● **INPUT**
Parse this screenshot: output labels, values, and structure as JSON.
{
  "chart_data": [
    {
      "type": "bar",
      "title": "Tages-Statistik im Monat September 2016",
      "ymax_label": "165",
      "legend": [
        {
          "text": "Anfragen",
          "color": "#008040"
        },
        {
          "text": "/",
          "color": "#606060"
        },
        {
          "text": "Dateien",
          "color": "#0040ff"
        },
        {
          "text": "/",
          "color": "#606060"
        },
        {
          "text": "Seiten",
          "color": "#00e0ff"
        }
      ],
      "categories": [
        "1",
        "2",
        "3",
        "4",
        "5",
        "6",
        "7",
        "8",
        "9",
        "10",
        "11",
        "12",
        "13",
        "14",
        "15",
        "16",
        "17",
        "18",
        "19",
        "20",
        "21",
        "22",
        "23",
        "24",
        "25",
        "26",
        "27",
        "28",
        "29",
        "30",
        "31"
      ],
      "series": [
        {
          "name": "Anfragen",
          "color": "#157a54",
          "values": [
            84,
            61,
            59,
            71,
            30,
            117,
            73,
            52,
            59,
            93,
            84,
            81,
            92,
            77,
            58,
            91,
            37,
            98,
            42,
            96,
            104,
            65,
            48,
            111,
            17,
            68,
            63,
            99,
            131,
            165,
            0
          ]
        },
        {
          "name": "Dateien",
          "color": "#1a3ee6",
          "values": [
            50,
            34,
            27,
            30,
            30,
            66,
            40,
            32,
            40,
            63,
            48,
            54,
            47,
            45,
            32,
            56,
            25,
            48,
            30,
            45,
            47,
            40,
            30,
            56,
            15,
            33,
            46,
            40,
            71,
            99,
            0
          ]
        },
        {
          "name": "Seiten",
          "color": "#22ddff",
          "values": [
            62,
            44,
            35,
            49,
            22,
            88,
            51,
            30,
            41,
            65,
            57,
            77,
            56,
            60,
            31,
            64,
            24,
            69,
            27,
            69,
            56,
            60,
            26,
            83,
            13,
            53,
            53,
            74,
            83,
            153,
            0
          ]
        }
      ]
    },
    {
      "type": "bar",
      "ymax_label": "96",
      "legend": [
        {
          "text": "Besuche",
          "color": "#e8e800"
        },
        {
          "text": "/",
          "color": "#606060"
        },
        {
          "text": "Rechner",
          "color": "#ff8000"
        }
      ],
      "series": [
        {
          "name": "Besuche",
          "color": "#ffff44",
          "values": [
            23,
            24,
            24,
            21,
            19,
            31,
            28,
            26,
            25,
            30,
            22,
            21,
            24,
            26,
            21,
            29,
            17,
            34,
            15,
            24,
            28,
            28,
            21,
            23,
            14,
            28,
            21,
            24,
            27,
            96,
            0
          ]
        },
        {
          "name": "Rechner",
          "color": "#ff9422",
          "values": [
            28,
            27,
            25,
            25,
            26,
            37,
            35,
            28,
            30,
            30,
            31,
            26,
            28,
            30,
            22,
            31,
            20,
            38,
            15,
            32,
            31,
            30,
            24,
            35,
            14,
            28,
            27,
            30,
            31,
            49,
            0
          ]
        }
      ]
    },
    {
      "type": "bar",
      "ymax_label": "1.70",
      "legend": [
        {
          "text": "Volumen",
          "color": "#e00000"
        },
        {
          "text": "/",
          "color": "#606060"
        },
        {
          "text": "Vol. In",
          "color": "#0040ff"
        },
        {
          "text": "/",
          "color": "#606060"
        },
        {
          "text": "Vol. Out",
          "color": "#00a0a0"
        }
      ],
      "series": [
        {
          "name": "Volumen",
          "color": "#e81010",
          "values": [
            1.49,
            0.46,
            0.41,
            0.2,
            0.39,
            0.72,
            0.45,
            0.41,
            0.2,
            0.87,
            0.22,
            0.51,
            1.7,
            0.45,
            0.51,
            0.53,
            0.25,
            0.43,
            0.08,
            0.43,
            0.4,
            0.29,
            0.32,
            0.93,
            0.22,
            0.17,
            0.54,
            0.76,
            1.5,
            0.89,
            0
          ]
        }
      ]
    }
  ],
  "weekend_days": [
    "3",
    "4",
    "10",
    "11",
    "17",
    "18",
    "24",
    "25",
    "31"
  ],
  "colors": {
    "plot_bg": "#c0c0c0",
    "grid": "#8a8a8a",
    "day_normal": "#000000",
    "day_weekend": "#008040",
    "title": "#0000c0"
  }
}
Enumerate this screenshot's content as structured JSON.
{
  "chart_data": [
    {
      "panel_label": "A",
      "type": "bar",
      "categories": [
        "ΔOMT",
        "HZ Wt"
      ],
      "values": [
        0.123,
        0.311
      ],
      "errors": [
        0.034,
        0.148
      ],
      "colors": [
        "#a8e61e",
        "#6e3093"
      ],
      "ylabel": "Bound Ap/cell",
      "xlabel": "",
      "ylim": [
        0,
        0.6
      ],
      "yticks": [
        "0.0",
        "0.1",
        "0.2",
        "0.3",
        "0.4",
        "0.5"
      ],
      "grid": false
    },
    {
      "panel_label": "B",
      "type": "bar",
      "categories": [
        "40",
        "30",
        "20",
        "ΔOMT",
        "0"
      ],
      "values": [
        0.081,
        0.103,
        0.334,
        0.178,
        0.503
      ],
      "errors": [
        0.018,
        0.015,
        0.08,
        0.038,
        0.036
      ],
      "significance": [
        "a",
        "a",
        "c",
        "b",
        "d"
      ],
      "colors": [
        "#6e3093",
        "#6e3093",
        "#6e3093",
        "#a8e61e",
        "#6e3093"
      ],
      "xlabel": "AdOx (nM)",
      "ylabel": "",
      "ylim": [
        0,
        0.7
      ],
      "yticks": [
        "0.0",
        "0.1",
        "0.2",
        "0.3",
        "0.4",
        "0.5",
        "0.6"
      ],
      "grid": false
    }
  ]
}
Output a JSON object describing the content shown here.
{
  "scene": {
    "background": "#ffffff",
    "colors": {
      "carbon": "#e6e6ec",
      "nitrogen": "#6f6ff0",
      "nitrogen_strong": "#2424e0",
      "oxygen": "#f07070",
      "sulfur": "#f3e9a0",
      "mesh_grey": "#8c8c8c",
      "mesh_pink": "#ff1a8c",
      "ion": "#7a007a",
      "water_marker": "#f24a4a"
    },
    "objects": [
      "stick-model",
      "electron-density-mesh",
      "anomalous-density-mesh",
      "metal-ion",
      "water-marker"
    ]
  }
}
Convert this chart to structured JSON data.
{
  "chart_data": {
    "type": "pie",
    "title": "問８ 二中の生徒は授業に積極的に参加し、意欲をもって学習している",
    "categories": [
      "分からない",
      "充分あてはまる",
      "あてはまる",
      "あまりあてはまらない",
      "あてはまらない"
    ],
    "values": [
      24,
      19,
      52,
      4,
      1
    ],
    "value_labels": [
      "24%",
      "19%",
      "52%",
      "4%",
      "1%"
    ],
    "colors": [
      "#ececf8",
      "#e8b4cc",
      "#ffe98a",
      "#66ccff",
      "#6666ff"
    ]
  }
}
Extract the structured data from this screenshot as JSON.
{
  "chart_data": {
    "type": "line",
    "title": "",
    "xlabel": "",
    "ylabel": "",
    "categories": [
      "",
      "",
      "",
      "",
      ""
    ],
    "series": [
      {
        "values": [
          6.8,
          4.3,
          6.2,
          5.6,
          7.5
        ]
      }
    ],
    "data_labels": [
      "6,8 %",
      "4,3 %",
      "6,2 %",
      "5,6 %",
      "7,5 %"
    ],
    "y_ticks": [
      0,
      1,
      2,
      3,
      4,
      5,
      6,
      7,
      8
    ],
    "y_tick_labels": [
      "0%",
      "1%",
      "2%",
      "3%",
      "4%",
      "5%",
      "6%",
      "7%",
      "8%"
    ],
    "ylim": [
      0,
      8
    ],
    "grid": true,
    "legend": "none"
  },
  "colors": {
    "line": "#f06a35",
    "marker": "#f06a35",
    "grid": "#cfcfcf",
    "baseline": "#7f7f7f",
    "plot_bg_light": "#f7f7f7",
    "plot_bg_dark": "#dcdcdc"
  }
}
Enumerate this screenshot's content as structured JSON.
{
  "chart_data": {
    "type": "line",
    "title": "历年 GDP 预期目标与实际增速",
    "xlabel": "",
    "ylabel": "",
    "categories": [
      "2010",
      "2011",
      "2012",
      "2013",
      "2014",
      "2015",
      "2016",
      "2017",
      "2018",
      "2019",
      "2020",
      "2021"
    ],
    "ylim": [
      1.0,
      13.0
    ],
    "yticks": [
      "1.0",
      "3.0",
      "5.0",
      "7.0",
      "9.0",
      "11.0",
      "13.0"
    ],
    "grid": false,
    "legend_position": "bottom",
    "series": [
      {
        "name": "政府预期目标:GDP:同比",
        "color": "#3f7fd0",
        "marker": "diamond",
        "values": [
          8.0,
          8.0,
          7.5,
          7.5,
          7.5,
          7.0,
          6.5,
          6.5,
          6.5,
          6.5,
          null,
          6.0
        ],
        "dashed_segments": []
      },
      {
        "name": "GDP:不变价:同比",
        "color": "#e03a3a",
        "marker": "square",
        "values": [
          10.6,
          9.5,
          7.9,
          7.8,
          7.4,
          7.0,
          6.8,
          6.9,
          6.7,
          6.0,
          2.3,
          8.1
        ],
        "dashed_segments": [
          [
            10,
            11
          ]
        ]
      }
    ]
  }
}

● **GIVEN TASK**
Copy down every line of the material above that includes the string "name".

● **RESULT FOR THIS EXERCISE**
          "name": "Anfragen",
          "name": "Dateien",
          "name": "Seiten",
          "name": "Besuche",
          "name": "Rechner",
          "name": "Volumen",
        "name": "政府预期目标:GDP:同比",
        "name": "GDP:不变价:同比",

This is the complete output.